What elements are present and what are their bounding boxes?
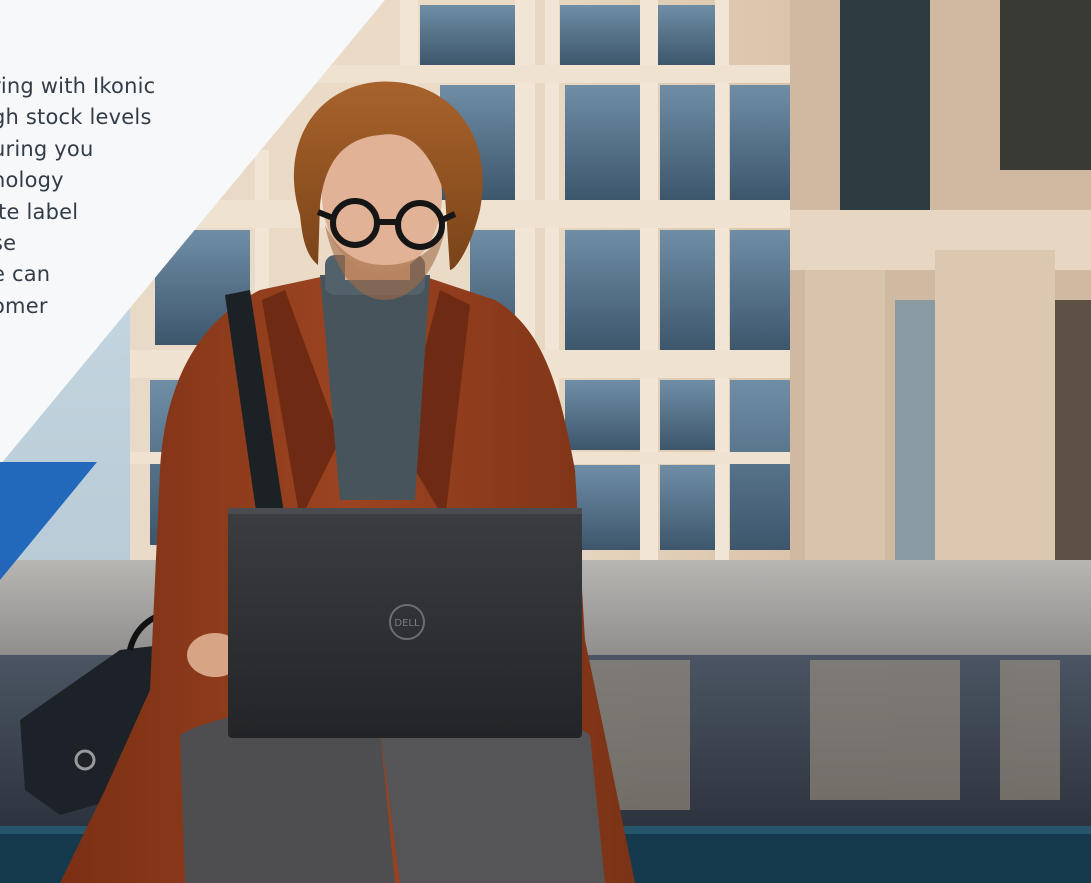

------------------------------

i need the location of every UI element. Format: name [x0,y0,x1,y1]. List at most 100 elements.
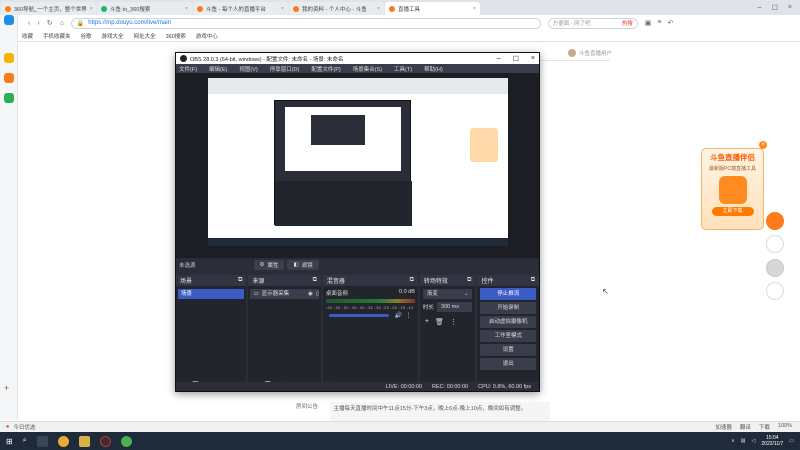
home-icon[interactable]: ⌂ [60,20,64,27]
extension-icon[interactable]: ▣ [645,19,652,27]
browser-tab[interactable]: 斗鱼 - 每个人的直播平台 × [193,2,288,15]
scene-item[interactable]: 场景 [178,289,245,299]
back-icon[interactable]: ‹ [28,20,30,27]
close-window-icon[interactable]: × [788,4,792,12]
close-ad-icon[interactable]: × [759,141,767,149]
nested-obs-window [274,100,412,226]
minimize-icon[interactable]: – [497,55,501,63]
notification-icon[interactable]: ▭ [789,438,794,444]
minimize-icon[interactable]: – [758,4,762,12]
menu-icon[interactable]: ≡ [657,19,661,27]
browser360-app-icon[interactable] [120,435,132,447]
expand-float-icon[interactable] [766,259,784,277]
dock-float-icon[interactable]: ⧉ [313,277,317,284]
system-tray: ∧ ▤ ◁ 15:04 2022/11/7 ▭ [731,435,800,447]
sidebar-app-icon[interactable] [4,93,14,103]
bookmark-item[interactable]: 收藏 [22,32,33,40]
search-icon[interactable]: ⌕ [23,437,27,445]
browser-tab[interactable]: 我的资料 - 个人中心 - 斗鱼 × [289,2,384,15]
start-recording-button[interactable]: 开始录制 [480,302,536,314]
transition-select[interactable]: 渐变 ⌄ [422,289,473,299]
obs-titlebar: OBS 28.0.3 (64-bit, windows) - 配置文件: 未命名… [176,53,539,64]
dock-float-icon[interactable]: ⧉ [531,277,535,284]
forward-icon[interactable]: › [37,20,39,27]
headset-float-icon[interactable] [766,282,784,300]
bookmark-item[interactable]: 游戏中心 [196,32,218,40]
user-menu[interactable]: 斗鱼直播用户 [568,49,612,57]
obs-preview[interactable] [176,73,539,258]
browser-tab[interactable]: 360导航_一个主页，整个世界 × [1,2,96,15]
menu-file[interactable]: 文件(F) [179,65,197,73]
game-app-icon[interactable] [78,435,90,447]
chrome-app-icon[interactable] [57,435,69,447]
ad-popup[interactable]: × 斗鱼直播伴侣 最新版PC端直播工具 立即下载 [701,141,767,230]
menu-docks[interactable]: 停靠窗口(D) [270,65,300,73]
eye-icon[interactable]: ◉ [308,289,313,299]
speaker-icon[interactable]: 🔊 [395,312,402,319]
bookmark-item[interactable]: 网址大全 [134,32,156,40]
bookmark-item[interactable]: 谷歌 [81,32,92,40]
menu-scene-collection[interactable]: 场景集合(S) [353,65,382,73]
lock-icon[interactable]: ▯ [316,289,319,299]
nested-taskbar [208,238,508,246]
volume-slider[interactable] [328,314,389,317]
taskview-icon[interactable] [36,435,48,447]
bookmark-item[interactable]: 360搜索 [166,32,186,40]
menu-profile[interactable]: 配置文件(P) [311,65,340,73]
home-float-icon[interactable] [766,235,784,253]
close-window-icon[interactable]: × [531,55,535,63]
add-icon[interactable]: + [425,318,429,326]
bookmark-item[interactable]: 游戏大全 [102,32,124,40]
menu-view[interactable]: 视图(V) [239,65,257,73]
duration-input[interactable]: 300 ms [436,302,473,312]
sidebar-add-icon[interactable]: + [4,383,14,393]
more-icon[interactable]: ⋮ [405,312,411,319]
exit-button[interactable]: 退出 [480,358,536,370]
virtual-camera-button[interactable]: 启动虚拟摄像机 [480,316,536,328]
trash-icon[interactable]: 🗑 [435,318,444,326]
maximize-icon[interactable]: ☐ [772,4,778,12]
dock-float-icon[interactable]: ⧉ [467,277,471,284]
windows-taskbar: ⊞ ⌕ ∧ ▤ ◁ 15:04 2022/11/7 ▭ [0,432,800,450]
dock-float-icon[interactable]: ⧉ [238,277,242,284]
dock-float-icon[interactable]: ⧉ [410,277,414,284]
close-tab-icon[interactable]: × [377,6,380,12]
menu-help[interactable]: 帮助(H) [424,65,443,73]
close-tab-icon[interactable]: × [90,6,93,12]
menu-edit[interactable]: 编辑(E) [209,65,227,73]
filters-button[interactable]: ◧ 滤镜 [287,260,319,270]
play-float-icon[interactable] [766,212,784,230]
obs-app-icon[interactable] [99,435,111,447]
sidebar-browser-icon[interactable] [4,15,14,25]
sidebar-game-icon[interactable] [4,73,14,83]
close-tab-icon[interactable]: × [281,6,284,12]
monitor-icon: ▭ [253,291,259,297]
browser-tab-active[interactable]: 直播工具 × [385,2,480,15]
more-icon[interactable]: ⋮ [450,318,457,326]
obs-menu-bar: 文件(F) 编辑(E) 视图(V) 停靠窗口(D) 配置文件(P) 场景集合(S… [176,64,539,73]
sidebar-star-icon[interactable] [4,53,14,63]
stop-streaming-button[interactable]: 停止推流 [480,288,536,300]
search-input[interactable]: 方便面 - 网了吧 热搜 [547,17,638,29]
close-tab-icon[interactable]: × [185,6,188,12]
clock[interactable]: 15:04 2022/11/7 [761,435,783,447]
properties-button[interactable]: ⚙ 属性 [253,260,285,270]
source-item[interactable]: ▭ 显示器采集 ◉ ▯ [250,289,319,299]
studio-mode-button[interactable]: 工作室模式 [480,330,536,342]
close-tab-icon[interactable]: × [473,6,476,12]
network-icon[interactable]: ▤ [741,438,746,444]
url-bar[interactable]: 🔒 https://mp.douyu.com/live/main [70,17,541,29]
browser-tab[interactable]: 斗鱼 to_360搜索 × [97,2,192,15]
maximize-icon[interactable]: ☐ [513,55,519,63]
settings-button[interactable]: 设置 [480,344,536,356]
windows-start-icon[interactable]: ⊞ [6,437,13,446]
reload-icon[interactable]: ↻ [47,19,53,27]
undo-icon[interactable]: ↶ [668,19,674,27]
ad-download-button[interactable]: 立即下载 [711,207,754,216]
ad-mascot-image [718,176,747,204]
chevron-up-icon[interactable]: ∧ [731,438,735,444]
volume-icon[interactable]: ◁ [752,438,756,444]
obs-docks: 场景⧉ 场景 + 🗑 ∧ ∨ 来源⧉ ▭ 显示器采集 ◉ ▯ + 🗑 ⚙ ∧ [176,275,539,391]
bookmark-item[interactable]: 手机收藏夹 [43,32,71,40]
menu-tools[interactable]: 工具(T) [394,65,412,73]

------------------------------

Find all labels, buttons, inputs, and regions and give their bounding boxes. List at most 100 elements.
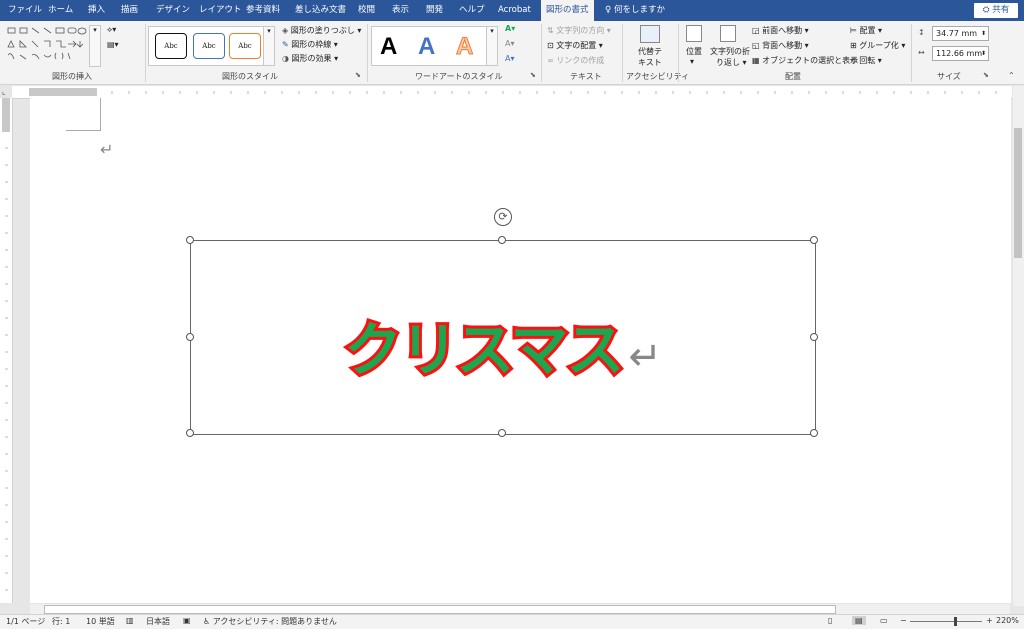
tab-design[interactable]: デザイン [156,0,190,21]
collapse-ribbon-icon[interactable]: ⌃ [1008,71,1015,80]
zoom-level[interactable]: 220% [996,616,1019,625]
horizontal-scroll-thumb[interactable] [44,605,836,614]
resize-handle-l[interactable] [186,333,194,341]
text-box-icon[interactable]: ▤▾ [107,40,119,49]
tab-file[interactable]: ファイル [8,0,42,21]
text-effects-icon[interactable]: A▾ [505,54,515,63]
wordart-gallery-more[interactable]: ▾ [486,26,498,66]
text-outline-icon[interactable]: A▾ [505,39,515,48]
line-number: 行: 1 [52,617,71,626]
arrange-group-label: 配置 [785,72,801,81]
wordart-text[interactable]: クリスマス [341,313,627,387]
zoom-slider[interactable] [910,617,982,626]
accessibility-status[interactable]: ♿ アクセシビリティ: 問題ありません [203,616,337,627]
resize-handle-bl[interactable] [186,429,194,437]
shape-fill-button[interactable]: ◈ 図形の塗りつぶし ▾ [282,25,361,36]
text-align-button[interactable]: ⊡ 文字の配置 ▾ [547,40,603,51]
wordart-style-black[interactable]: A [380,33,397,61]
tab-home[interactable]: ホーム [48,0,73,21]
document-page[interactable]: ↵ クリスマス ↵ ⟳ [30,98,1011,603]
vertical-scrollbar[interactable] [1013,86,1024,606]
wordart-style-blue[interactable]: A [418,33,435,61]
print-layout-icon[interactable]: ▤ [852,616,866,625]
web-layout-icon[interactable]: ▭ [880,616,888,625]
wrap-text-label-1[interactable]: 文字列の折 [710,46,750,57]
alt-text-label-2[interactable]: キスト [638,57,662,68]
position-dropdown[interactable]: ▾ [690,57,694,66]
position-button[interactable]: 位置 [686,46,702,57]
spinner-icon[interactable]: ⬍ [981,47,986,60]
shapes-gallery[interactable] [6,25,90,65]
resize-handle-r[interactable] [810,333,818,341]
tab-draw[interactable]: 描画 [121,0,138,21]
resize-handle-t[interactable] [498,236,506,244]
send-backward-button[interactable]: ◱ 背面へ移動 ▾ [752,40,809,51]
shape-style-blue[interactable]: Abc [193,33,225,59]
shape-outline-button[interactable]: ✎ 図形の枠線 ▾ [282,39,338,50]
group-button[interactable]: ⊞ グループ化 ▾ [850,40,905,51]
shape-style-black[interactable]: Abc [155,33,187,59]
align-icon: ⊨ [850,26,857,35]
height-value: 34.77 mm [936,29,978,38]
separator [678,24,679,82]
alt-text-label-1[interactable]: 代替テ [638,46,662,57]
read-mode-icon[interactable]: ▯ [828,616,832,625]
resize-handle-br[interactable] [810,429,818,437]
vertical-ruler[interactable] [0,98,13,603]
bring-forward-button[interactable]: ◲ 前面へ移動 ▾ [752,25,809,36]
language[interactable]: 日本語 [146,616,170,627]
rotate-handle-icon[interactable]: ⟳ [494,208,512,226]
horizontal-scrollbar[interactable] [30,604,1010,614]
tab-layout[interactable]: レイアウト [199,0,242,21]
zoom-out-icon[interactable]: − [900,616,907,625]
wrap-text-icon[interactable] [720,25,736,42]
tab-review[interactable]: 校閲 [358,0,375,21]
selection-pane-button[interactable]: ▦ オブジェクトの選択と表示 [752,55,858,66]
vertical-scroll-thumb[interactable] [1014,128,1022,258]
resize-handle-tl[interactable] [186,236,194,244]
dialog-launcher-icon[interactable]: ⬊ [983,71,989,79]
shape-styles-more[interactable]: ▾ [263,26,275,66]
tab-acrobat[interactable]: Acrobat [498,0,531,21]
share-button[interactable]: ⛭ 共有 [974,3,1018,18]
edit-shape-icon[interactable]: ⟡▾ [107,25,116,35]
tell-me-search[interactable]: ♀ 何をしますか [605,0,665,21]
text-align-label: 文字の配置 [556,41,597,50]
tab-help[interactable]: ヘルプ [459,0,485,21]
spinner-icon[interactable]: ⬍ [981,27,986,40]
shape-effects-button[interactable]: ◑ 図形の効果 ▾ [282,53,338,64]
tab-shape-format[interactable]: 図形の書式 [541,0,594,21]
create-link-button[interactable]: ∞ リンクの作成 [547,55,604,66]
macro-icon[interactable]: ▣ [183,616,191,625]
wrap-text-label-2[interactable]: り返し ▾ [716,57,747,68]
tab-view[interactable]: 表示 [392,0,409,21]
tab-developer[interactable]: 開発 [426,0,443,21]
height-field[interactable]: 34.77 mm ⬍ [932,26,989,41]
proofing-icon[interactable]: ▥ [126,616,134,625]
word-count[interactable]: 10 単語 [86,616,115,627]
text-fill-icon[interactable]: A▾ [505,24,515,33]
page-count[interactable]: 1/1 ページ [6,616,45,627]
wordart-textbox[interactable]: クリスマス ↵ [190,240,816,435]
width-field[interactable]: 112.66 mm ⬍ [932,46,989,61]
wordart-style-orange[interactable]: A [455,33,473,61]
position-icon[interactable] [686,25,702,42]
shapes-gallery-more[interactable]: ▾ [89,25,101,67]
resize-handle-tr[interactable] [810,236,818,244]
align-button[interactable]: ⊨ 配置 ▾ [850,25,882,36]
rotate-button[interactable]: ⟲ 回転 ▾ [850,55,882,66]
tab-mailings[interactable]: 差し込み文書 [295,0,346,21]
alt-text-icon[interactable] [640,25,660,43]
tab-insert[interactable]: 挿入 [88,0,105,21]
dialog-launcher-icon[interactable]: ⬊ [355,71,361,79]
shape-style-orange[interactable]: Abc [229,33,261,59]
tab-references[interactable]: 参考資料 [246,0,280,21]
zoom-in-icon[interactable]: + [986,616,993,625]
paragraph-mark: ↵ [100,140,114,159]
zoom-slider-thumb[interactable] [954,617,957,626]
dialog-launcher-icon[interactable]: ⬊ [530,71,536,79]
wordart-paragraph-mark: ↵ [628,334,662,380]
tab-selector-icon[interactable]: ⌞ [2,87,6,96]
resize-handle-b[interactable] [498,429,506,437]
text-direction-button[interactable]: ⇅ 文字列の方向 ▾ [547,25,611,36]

------------------------------

▶ _Exercise description_
Reproduce word for word the part of the lines that opens with the line containing "i need the location" and closes with the line containing "browser-tab[interactable]: 我的资料 - 个人中心", including both of those lines. Leave the pictures out of your answer.

▶ _Answer to this exercise_
i need the location of every UI element. Format: name [x0,y0,x1,y1]. List at most 100 elements.
home-icon[interactable]: ⌂ [60,20,64,27]
extension-icon[interactable]: ▣ [645,19,652,27]
browser-tab[interactable]: 斗鱼 - 每个人的直播平台 × [193,2,288,15]
scene-item[interactable]: 场景 [178,289,245,299]
back-icon[interactable]: ‹ [28,20,30,27]
close-window-icon[interactable]: × [788,4,792,12]
close-ad-icon[interactable]: × [759,141,767,149]
nested-obs-window [274,100,412,226]
minimize-icon[interactable]: – [497,55,501,63]
notification-icon[interactable]: ▭ [789,438,794,444]
minimize-icon[interactable]: – [758,4,762,12]
menu-icon[interactable]: ≡ [657,19,661,27]
browser360-app-icon[interactable] [120,435,132,447]
expand-float-icon[interactable] [766,259,784,277]
dock-float-icon[interactable]: ⧉ [313,277,317,284]
system-tray: ∧ ▤ ◁ 15:04 2022/11/7 ▭ [731,435,800,447]
sidebar-app-icon[interactable] [4,93,14,103]
bookmark-item[interactable]: 收藏 [22,32,33,40]
search-icon[interactable]: ⌕ [23,437,27,445]
browser-tab[interactable]: 我的资料 - 个人中心 - 斗鱼 × [289,2,384,15]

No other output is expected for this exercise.